■ **To do**
Look over the lines below. Report each one that includes the string "الأول".

Collection entries
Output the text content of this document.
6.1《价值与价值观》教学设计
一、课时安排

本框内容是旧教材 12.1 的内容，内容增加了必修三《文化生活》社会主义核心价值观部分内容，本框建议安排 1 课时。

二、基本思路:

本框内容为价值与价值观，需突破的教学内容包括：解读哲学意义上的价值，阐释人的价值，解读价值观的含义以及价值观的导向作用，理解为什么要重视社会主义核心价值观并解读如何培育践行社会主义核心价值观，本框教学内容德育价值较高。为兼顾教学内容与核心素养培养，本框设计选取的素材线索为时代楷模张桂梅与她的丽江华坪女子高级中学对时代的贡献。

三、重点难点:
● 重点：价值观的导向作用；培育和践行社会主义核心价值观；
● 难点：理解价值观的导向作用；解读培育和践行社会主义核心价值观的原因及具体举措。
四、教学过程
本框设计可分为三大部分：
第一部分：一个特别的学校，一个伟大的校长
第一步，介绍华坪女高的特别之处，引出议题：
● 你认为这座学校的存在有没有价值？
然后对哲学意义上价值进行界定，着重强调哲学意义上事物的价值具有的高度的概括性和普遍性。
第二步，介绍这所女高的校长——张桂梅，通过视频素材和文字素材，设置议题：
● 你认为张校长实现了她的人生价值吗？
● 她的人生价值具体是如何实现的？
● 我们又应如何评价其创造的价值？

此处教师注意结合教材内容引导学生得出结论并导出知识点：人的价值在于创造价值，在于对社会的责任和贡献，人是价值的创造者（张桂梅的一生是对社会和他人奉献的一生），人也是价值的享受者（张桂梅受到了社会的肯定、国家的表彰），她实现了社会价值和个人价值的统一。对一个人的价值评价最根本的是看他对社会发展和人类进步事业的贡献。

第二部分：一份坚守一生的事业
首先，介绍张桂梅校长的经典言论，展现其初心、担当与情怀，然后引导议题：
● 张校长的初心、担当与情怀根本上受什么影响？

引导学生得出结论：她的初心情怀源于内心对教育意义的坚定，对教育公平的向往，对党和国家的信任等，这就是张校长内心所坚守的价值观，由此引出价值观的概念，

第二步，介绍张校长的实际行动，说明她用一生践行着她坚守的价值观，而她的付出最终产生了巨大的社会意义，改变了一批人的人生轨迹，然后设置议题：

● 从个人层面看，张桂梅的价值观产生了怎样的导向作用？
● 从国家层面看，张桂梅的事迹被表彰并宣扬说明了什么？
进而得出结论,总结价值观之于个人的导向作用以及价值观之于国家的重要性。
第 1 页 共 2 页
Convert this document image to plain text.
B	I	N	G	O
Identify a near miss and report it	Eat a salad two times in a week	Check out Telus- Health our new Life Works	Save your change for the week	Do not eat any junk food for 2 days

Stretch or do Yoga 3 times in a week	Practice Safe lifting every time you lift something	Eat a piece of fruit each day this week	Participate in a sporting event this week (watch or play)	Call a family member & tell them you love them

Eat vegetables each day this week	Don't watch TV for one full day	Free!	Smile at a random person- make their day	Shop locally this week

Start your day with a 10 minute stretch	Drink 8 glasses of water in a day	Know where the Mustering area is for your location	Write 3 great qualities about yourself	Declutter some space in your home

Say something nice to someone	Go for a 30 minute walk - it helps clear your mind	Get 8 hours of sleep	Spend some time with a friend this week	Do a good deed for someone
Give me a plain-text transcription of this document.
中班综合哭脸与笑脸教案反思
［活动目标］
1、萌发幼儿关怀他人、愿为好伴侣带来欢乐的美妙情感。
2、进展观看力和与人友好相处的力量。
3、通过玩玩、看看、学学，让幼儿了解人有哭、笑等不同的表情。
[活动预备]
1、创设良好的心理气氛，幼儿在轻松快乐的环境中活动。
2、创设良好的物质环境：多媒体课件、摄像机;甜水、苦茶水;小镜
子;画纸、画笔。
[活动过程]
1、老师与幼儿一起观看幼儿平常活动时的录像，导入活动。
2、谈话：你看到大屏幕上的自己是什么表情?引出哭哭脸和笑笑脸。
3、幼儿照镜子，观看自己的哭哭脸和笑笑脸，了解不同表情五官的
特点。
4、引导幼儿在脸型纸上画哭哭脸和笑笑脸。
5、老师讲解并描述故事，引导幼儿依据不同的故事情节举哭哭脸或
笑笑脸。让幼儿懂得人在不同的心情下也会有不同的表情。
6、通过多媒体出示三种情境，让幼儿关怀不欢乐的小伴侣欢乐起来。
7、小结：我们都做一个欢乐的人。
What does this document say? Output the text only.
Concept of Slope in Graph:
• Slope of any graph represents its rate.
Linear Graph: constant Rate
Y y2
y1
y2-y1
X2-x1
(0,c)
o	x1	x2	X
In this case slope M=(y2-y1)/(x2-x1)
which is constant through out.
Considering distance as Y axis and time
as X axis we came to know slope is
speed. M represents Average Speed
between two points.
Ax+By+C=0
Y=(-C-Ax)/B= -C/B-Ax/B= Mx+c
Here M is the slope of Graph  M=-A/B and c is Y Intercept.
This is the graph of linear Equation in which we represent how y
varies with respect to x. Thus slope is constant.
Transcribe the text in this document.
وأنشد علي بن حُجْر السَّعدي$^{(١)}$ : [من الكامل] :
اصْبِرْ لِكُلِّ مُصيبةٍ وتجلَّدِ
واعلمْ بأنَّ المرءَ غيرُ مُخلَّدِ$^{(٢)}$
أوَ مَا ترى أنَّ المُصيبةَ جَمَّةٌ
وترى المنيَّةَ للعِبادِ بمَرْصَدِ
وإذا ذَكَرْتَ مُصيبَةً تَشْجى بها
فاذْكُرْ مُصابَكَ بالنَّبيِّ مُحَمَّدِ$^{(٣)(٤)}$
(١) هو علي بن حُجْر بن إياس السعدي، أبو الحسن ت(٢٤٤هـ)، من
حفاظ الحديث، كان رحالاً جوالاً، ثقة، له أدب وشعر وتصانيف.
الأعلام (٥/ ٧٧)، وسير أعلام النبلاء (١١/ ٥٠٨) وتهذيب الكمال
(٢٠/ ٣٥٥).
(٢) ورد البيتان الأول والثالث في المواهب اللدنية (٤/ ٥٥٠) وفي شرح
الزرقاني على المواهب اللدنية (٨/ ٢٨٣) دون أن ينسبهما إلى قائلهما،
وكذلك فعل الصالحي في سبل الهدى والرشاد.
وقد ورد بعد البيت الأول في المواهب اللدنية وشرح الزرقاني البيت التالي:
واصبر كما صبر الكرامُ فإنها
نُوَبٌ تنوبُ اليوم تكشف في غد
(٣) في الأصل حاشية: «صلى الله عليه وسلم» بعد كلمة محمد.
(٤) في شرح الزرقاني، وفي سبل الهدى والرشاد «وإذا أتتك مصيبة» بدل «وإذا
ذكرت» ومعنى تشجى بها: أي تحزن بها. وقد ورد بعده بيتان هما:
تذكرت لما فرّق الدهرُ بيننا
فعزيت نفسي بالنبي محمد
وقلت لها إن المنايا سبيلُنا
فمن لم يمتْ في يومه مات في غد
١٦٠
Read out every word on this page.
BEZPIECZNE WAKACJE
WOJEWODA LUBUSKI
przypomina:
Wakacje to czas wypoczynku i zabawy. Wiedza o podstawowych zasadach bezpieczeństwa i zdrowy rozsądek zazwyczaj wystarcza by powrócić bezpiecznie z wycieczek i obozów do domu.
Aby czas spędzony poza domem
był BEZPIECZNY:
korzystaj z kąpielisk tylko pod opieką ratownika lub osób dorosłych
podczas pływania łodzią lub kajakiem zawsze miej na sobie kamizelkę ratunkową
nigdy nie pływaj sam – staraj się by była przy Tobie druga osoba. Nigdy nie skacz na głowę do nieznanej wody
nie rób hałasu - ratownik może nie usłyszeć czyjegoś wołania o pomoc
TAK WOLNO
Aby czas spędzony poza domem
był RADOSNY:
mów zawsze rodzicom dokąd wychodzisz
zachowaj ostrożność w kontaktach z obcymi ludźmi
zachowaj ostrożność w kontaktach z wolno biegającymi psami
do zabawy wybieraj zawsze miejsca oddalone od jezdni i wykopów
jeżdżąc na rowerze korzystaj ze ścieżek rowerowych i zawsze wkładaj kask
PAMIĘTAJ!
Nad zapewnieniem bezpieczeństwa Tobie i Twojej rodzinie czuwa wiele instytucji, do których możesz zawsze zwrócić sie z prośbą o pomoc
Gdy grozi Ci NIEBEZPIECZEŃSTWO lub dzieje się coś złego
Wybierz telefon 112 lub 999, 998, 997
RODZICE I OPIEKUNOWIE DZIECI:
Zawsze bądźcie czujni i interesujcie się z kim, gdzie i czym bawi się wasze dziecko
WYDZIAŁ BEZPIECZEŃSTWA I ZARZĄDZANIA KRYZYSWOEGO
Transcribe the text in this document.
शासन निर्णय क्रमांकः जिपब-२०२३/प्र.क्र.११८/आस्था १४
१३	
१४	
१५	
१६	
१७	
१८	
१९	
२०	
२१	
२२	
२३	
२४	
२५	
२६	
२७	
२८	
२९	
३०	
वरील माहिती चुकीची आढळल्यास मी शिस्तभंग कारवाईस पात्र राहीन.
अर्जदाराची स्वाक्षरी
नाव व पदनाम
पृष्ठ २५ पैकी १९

■ **Final answer**
(٢) ورد البيتان الأول والثالث في المواهب اللدنية (٤/ ٥٥٠) وفي شرح
وقد ورد بعد البيت الأول في المواهب اللدنية وشرح الزرقاني البيت التالي:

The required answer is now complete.